--- start ---

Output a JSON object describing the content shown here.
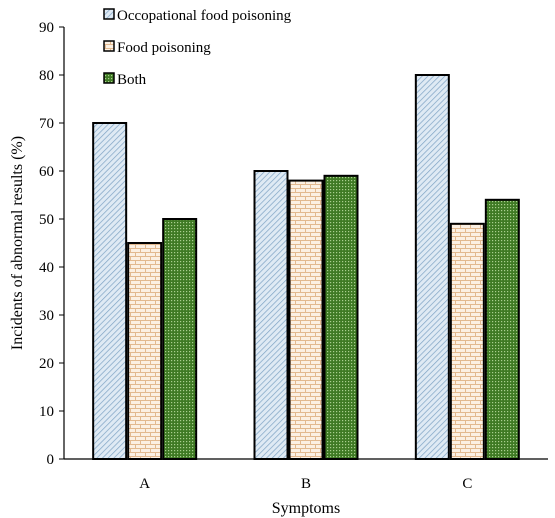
{
  "chart_data": {
    "type": "bar",
    "title": "",
    "xlabel": "Symptoms",
    "ylabel": "Incidents of abnormal results (%)",
    "categories": [
      "A",
      "B",
      "C"
    ],
    "ylim": [
      0,
      90
    ],
    "yticks": [
      0,
      10,
      20,
      30,
      40,
      50,
      60,
      70,
      80,
      90
    ],
    "grid": false,
    "legend_position": "top-left",
    "series": [
      {
        "name": "Occopational food poisoning",
        "values": [
          70,
          60,
          80
        ],
        "color": "#c9dbea",
        "pattern": "diagonal-hatch"
      },
      {
        "name": "Food poisoning",
        "values": [
          45,
          58,
          49
        ],
        "color": "#f6e4d0",
        "pattern": "brick"
      },
      {
        "name": "Both",
        "values": [
          50,
          59,
          54
        ],
        "color": "#4f8a2e",
        "pattern": "dotted-grid"
      }
    ]
  }
}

--- end ---

→ TO BE DONE
Skip the pictures and print each record exactly as it stands.

→ WORKED SOLUTION
Output a JSON object describing the content shown here.
{
  "chart_data": {
    "type": "bar",
    "title": "",
    "xlabel": "Symptoms",
    "ylabel": "Incidents of abnormal results (%)",
    "categories": [
      "A",
      "B",
      "C"
    ],
    "ylim": [
      0,
      90
    ],
    "yticks": [
      0,
      10,
      20,
      30,
      40,
      50,
      60,
      70,
      80,
      90
    ],
    "grid": false,
    "legend_position": "top-left",
    "series": [
      {
        "name": "Occopational food poisoning",
        "values": [
          70,
          60,
          80
        ],
        "color": "#c9dbea",
        "pattern": "diagonal-hatch"
      },
      {
        "name": "Food poisoning",
        "values": [
          45,
          58,
          49
        ],
        "color": "#f6e4d0",
        "pattern": "brick"
      },
      {
        "name": "Both",
        "values": [
          50,
          59,
          54
        ],
        "color": "#4f8a2e",
        "pattern": "dotted-grid"
      }
    ]
  }
}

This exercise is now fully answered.